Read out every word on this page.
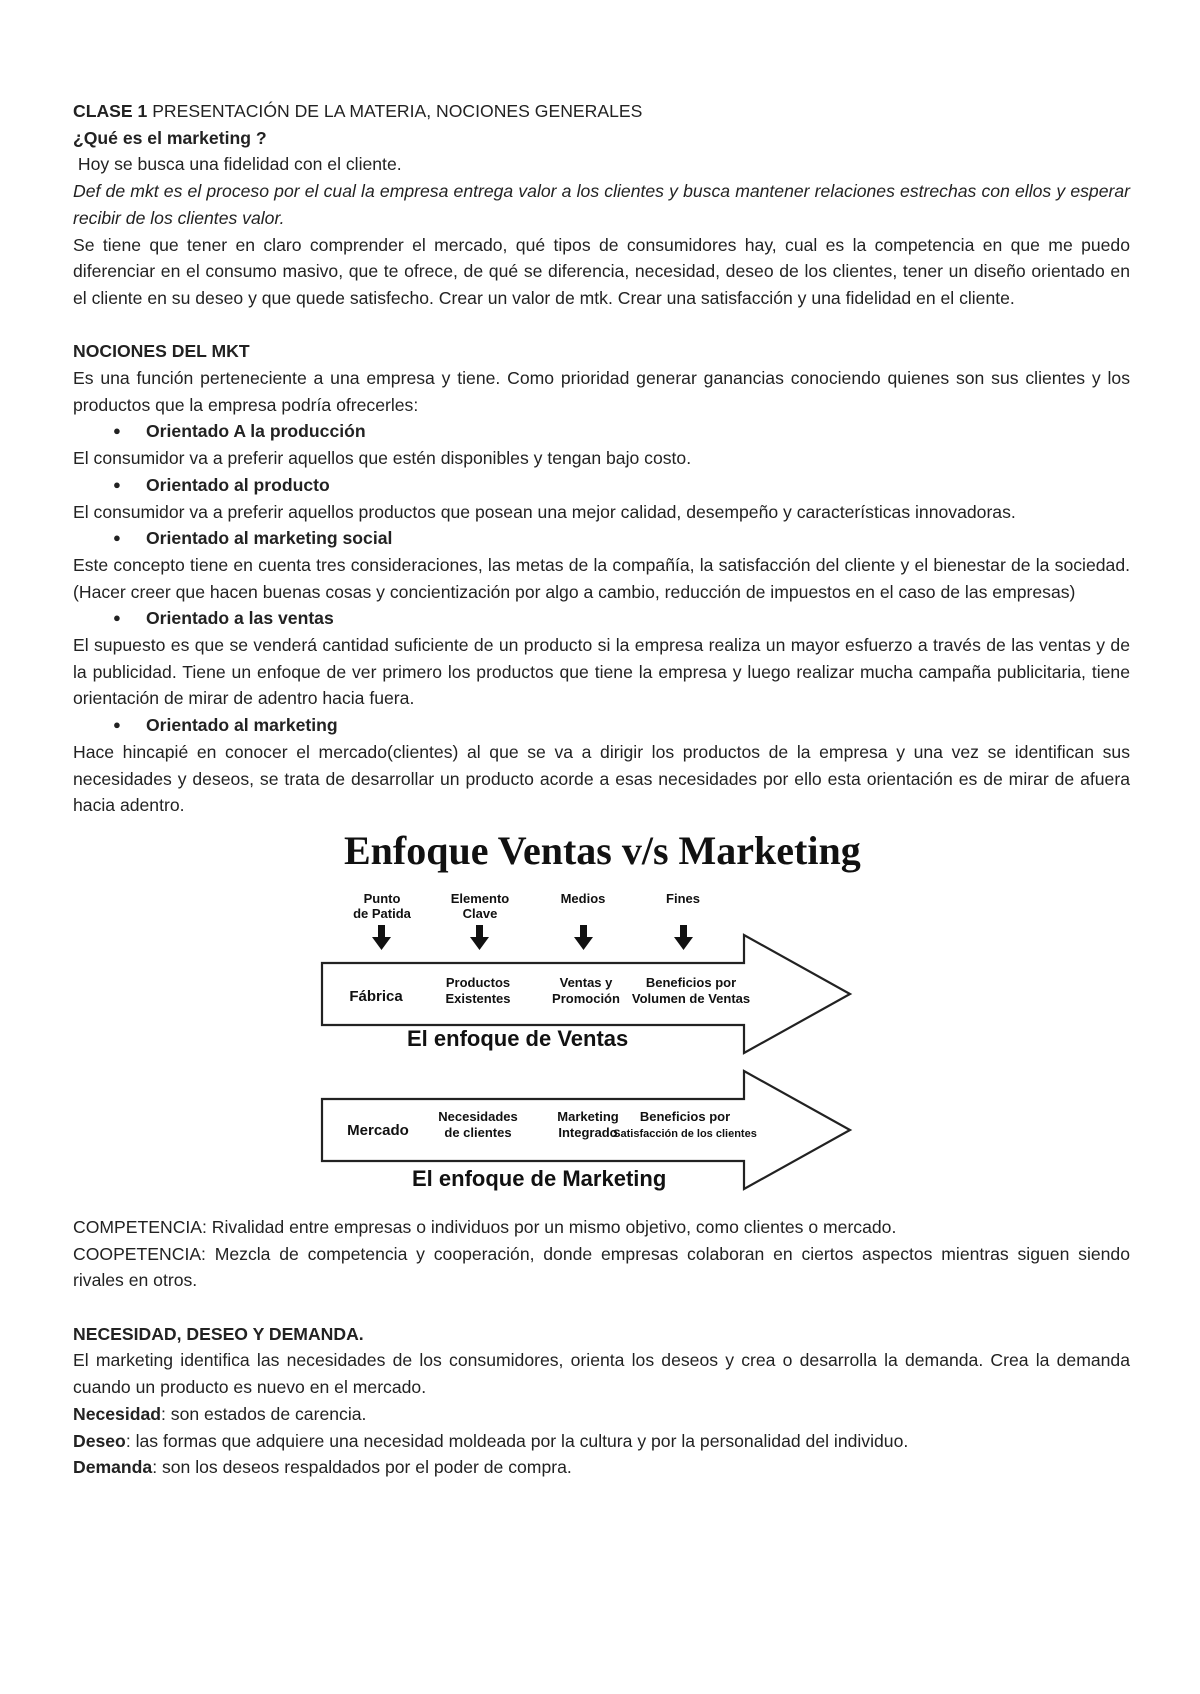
CLASE 1 PRESENTACIÓN DE LA MATERIA, NOCIONES GENERALES

¿Qué es el marketing ?

Hoy se busca una fidelidad con el cliente.

Def de mkt es el proceso por el cual la empresa entrega valor a los clientes y busca mantener relaciones estrechas con ellos y esperar recibir de los clientes valor.

Se tiene que tener en claro comprender el mercado, qué tipos de consumidores hay, cual es la competencia en que me puedo diferenciar en el consumo masivo, que te ofrece, de qué se diferencia, necesidad, deseo de los clientes, tener un diseño orientado en el cliente en su deseo y que quede satisfecho. Crear un valor de mtk. Crear una satisfacción y una fidelidad en el cliente.

NOCIONES DEL MKT

Es una función perteneciente a una empresa y tiene. Como prioridad generar ganancias conociendo quienes son sus clientes y los productos que la empresa podría ofrecerles:

● Orientado A la producción

El consumidor va a preferir aquellos que estén disponibles y tengan bajo costo.

● Orientado al producto

El consumidor va a preferir aquellos productos que posean una mejor calidad, desempeño y características innovadoras.

● Orientado al marketing social

Este concepto tiene en cuenta tres consideraciones, las metas de la compañía, la satisfacción del cliente y el bienestar de la sociedad.(Hacer creer que hacen buenas cosas y concientización por algo a cambio, reducción de impuestos en el caso de las empresas)

● Orientado a las ventas

El supuesto es que se venderá cantidad suficiente de un producto si la empresa realiza un mayor esfuerzo a través de las ventas y de la publicidad. Tiene un enfoque de ver primero los productos que tiene la empresa y luego realizar mucha campaña publicitaria, tiene orientación de mirar de adentro hacia fuera.

● Orientado al marketing

Hace hincapié en conocer el mercado(clientes) al que se va a dirigir los productos de la empresa y una vez se identifican sus necesidades y deseos, se trata de desarrollar un producto acorde a esas necesidades por ello esta orientación es de mirar de afuera hacia adentro.

Enfoque Ventas v/s Marketing
Punto
de Patida
Elemento
Clave
Medios	Fines
Fábrica
Productos
Existentes
Ventas y
Promoción
Beneficios por
Volumen de Ventas
El enfoque de Ventas
Mercado
Necesidades
de clientes
Marketing
Integrado
Beneficios por
Satisfacción de los clientes
El enfoque de Marketing

COMPETENCIA: Rivalidad entre empresas o individuos por un mismo objetivo, como clientes o mercado.

COOPETENCIA: Mezcla de competencia y cooperación, donde empresas colaboran en ciertos aspectos mientras siguen siendo rivales en otros.

NECESIDAD, DESEO Y DEMANDA.

El marketing identifica las necesidades de los consumidores, orienta los deseos y crea o desarrolla la demanda. Crea la demanda cuando un producto es nuevo en el mercado.

Necesidad: son estados de carencia.

Deseo: las formas que adquiere una necesidad moldeada por la cultura y por la personalidad del individuo.

Demanda: son los deseos respaldados por el poder de compra.
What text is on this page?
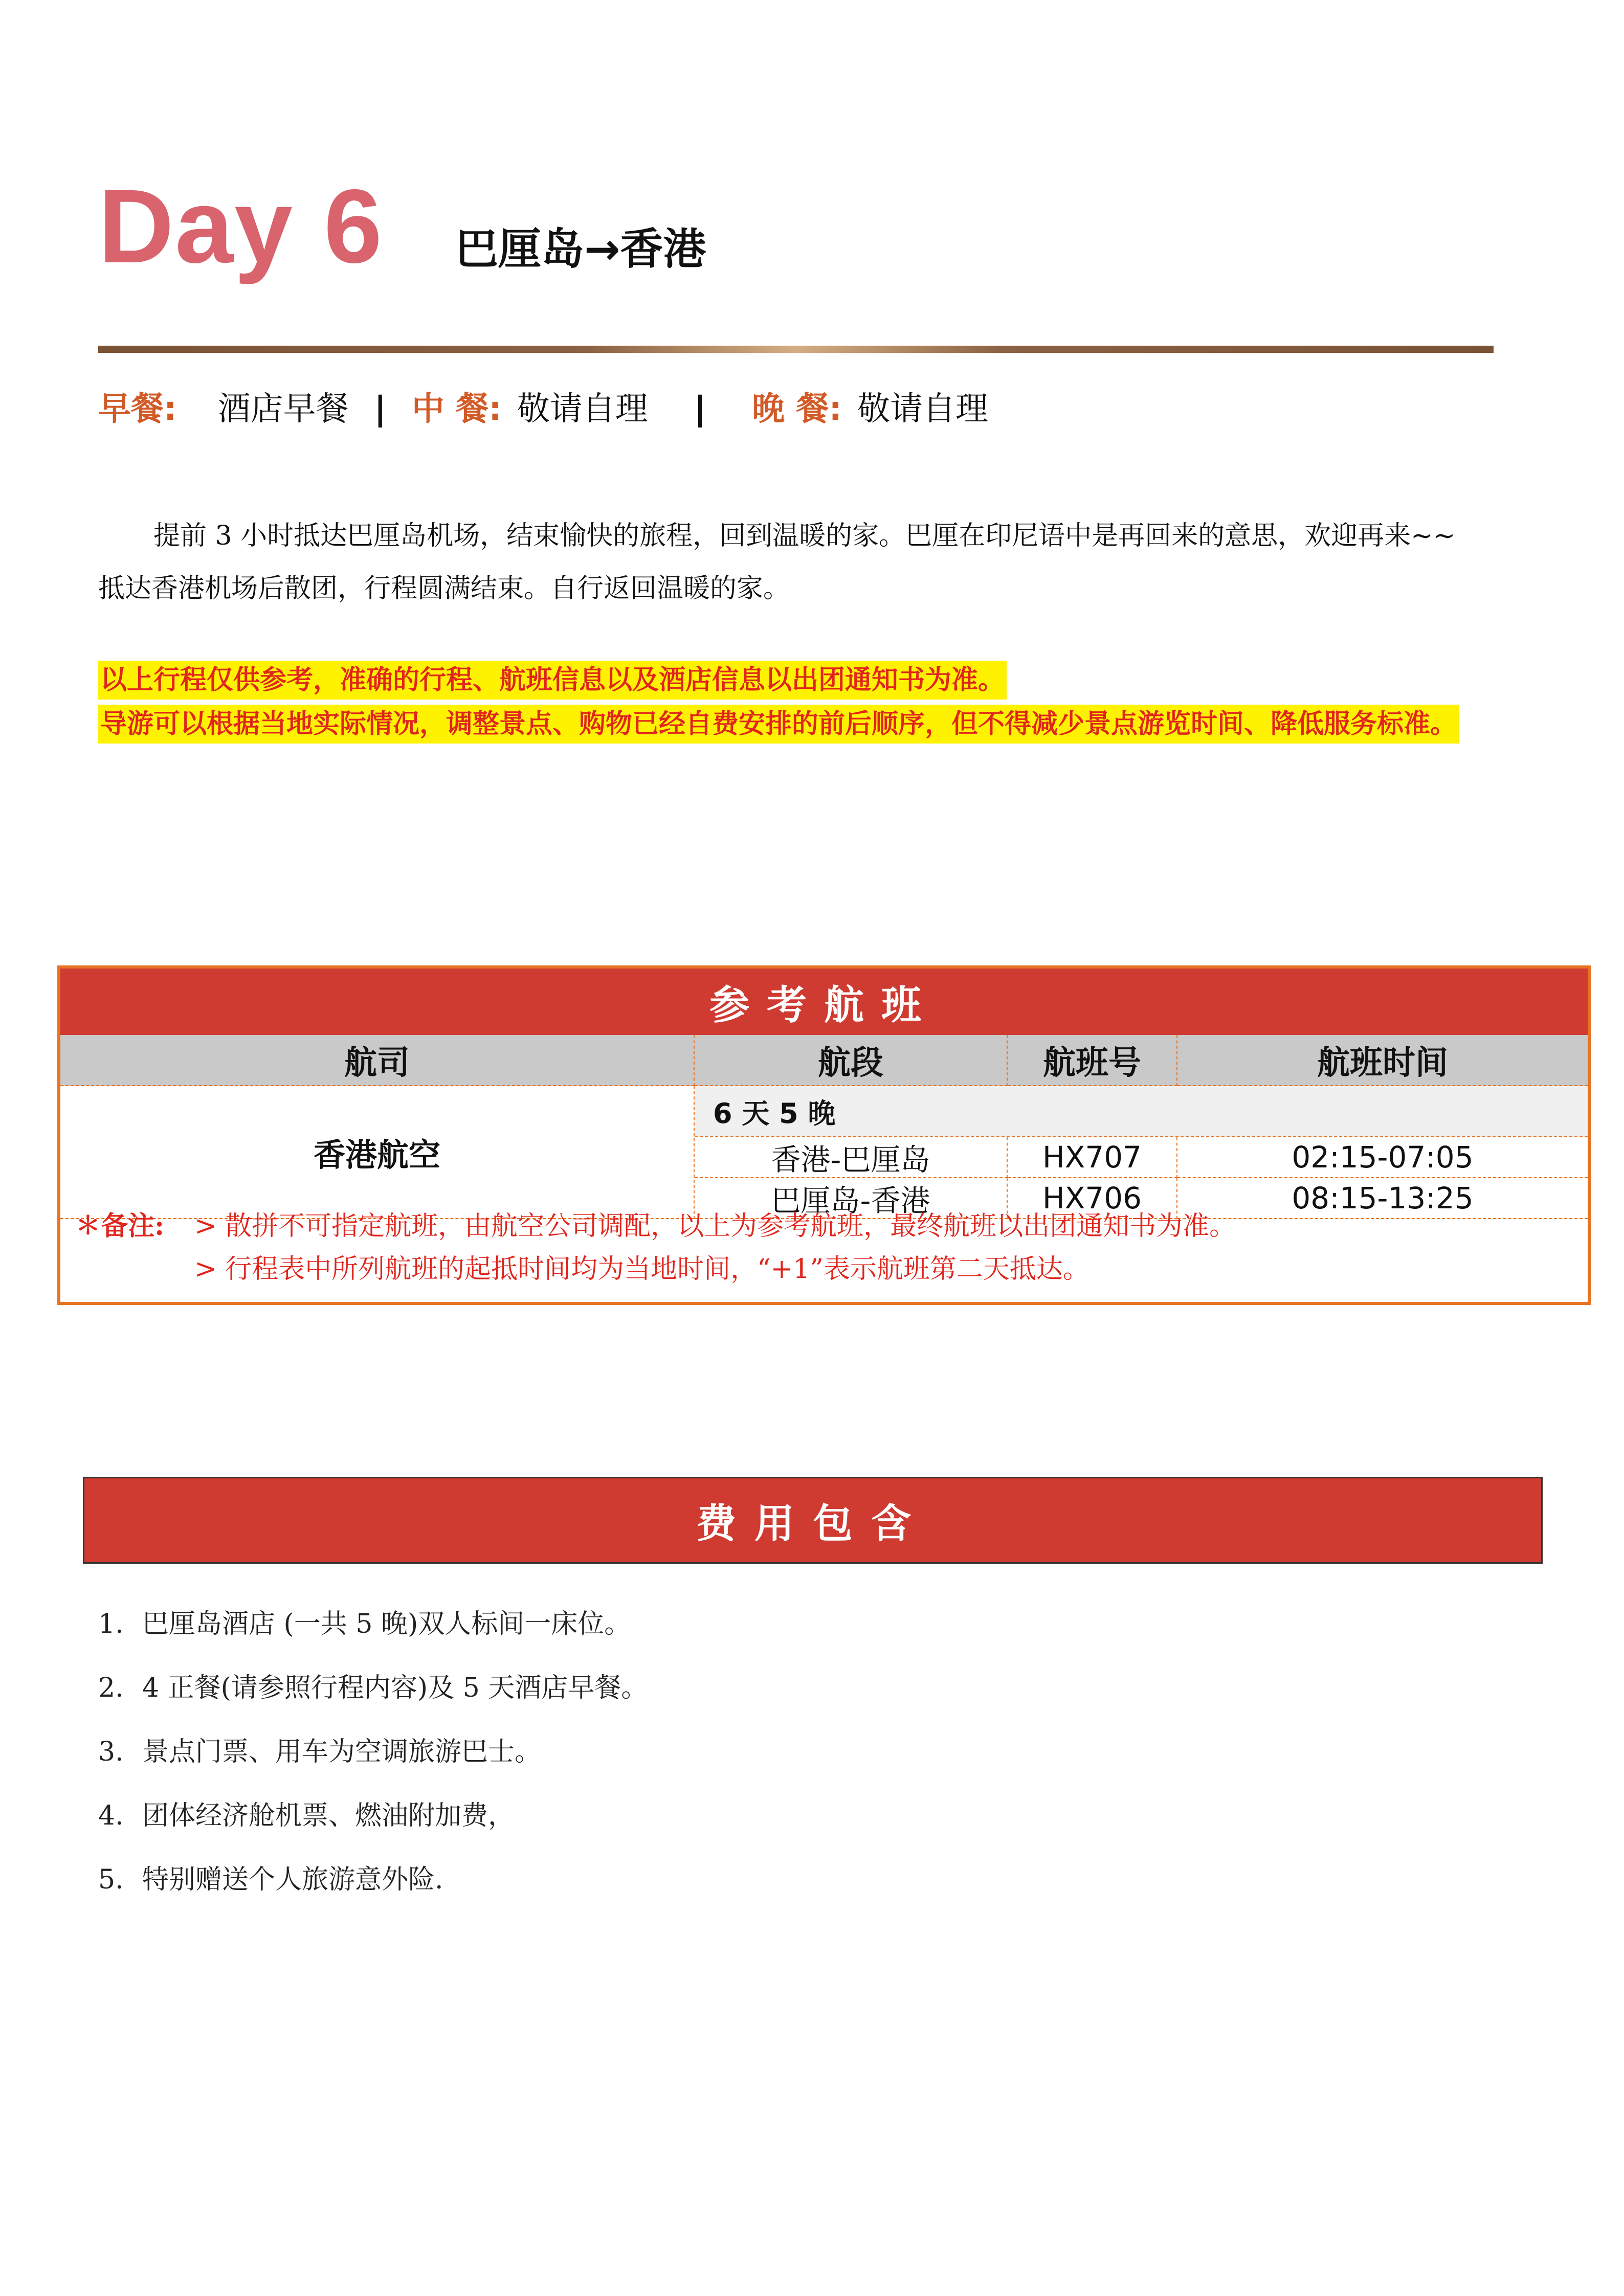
Day 6 巴厘岛→香港
早餐: 酒店早餐 | 中 餐: 敬请自理 | 晚 餐: 敬请自理
提前 3 小时抵达巴厘岛机场，结束愉快的旅程，回到温暖的家。巴厘在印尼语中是再回来的意思，欢迎再来~~
抵达香港机场后散团，行程圆满结束。自行返回温暖的家。
以上行程仅供参考，准确的行程、航班信息以及酒店信息以出团通知书为准。
导游可以根据当地实际情况，调整景点、购物已经自费安排的前后顺序，但不得减少景点游览时间、降低服务标准。
参考航班
航司	航段	航班号	航班时间
香港航空
6 天 5 晚
香港-巴厘岛	HX707	02:15-07:05
巴厘岛-香港	HX706	08:15-13:25
✽备注: > 散拼不可指定航班，由航空公司调配，以上为参考航班，最终航班以出团通知书为准。
> 行程表中所列航班的起抵时间均为当地时间，“+1”表示航班第二天抵达。
费用包含
1. 巴厘岛酒店 (一共 5 晚)双人标间一床位。
2. 4 正餐(请参照行程内容)及 5 天酒店早餐。
3. 景点门票、用车为空调旅游巴士。
4. 团体经济舱机票、燃油附加费，
5. 特别赠送个人旅游意外险.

===

• [Exercise requirements] Nothing but the lines from the line containing "What text is on this page?" through the last line of the records above is to be extracted, exactly and with no pictures.

• [Written response]
What text is on this page?
Day 6 巴厘岛→香港
早餐: 酒店早餐 | 中 餐: 敬请自理 | 晚 餐: 敬请自理
提前 3 小时抵达巴厘岛机场，结束愉快的旅程，回到温暖的家。巴厘在印尼语中是再回来的意思，欢迎再来~~
抵达香港机场后散团，行程圆满结束。自行返回温暖的家。
以上行程仅供参考，准确的行程、航班信息以及酒店信息以出团通知书为准。
导游可以根据当地实际情况，调整景点、购物已经自费安排的前后顺序，但不得减少景点游览时间、降低服务标准。
参考航班
航司	航段	航班号	航班时间
香港航空
6 天 5 晚
香港-巴厘岛	HX707	02:15-07:05
巴厘岛-香港	HX706	08:15-13:25
✽备注: > 散拼不可指定航班，由航空公司调配，以上为参考航班，最终航班以出团通知书为准。
> 行程表中所列航班的起抵时间均为当地时间，“+1”表示航班第二天抵达。
费用包含
1. 巴厘岛酒店 (一共 5 晚)双人标间一床位。
2. 4 正餐(请参照行程内容)及 5 天酒店早餐。
3. 景点门票、用车为空调旅游巴士。
4. 团体经济舱机票、燃油附加费，
5. 特别赠送个人旅游意外险.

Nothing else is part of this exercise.